- YOUR OBJECTIVE
Which lines hold the word "this"? Copy each of them from the material.

[Dataset entries]

===

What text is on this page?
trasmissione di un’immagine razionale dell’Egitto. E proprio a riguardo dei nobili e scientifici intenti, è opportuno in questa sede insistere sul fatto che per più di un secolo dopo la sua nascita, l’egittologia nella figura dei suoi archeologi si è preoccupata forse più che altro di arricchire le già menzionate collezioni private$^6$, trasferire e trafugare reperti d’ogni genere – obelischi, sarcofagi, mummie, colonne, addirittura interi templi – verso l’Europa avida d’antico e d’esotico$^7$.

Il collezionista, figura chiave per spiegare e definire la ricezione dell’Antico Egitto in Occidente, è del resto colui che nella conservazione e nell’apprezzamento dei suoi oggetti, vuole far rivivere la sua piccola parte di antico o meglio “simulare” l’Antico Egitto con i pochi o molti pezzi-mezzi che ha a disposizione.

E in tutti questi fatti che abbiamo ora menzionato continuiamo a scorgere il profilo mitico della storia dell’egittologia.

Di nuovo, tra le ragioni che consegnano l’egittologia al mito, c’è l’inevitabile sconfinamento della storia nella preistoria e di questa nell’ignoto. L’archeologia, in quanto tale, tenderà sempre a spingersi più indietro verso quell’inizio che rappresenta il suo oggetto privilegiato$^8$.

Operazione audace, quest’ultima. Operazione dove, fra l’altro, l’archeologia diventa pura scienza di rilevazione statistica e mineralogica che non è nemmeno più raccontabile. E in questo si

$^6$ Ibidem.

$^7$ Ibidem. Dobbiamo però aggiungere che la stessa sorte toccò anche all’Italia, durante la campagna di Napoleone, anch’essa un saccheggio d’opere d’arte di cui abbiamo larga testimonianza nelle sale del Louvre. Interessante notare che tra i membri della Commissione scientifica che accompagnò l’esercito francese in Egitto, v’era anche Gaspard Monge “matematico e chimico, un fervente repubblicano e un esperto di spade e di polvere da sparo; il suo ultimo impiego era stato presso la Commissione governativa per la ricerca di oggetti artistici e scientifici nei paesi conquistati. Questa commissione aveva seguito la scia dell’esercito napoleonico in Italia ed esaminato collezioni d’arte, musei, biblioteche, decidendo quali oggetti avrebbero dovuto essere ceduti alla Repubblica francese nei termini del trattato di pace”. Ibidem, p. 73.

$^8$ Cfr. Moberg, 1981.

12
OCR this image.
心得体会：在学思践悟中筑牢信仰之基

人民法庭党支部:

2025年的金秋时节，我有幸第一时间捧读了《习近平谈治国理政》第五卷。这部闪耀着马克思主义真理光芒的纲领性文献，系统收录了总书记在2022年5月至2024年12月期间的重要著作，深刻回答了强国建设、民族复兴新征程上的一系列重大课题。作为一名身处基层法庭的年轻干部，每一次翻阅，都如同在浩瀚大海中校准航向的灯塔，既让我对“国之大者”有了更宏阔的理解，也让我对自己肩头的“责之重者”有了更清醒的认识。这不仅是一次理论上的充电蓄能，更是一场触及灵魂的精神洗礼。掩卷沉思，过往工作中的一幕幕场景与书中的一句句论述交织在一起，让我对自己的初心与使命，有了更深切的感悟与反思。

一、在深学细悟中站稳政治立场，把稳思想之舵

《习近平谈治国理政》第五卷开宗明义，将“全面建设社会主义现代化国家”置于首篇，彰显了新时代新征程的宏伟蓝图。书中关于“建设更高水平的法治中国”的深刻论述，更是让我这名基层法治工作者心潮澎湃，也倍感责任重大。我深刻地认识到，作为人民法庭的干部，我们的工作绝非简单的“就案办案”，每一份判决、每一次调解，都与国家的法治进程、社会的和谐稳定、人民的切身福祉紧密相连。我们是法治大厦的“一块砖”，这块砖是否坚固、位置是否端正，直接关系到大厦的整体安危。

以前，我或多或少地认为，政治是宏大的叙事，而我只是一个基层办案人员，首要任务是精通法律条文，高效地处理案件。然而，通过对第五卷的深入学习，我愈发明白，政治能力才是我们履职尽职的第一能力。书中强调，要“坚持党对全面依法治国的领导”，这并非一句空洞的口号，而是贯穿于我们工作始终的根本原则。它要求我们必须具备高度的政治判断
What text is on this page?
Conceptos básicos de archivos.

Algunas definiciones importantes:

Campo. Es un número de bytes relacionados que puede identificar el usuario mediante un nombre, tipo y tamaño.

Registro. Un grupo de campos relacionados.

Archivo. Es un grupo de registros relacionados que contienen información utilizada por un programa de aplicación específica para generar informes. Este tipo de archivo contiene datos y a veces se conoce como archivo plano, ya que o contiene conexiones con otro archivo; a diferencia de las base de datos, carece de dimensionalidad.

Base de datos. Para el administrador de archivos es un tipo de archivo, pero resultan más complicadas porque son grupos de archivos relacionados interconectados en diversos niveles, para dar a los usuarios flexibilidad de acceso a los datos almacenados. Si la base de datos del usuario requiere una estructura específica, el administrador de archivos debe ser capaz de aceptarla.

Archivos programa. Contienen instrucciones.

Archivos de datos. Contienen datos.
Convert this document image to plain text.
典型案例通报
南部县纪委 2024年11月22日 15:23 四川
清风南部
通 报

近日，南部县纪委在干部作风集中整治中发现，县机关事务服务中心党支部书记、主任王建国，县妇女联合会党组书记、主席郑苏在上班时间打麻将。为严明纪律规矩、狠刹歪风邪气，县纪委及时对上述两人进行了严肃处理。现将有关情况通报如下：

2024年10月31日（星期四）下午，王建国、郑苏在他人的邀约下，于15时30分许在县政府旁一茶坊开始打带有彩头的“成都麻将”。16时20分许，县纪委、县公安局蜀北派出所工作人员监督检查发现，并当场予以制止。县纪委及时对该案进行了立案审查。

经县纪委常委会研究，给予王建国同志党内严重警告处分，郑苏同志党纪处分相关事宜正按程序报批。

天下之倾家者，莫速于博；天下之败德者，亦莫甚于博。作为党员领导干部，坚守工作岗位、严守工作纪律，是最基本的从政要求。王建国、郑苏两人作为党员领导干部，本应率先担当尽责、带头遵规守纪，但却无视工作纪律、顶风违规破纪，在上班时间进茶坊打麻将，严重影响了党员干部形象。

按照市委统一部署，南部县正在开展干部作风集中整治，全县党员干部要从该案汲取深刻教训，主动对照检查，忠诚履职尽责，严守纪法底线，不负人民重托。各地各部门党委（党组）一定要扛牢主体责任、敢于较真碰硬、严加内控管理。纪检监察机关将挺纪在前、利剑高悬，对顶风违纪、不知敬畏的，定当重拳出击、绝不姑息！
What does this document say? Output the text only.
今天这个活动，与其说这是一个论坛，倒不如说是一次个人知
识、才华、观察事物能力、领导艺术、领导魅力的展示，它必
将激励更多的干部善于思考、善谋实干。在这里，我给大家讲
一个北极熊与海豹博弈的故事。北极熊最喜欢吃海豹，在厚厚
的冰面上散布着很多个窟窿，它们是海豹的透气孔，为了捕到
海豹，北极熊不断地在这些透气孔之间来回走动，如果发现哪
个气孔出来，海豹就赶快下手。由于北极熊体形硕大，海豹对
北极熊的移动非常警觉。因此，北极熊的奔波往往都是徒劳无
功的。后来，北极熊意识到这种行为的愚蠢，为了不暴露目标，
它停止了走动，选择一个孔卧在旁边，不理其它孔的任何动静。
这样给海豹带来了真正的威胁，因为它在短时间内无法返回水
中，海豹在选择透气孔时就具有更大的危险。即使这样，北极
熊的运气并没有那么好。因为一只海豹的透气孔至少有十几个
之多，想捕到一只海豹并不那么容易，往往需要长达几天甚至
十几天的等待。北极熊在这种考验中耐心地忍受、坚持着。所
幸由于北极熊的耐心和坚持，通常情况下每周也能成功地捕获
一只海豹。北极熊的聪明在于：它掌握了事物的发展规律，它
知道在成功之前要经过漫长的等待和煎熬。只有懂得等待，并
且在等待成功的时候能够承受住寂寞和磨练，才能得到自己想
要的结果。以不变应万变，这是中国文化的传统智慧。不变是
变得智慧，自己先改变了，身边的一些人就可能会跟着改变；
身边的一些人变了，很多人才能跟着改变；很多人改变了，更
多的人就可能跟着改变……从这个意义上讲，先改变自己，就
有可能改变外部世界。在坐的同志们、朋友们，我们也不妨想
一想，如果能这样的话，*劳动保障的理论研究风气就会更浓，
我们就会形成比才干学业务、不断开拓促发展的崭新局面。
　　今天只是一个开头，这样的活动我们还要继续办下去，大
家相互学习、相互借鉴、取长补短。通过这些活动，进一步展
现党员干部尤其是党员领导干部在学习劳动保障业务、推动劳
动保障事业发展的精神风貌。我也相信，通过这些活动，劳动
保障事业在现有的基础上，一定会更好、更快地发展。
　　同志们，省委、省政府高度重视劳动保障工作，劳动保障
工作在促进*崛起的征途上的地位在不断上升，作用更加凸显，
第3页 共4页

===

- SOLUTION
What text is on this page?
OCR this image.
What text is on this page?
Convert this document image to plain text.
What does this document say? Output the text only.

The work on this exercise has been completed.